» What is being asked
Go through the lines below and copy each one that holds the string "appendix".

» Dataset entries
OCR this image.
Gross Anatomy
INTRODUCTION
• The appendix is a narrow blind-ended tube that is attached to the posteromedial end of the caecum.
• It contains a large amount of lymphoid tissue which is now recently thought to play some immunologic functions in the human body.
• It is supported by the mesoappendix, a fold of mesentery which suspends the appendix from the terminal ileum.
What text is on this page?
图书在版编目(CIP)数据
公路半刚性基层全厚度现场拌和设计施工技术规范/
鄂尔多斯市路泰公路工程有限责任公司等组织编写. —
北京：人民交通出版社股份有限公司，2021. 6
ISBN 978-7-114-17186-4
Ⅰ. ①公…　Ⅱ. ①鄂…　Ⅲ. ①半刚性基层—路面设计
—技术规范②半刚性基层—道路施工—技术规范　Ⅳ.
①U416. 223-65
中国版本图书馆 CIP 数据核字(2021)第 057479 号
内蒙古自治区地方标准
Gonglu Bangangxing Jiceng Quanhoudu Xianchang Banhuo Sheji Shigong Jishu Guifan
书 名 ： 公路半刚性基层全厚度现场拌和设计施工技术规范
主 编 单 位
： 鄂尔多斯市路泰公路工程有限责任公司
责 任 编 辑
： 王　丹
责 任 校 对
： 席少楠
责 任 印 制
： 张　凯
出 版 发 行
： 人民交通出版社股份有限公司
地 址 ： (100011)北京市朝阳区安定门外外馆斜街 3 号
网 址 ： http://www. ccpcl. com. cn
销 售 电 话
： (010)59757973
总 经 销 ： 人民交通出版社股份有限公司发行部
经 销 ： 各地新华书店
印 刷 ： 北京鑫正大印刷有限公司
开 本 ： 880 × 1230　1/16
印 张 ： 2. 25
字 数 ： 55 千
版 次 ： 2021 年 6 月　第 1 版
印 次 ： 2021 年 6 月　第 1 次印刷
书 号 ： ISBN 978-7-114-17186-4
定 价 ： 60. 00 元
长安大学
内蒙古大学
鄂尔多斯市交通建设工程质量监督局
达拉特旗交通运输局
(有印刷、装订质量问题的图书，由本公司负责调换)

» Complete response
• The appendix is a narrow blind-ended tube that is attached to the posteromedial end of the caecum.
• It is supported by the mesoappendix, a fold of mesentery which suspends the appendix from the terminal ileum.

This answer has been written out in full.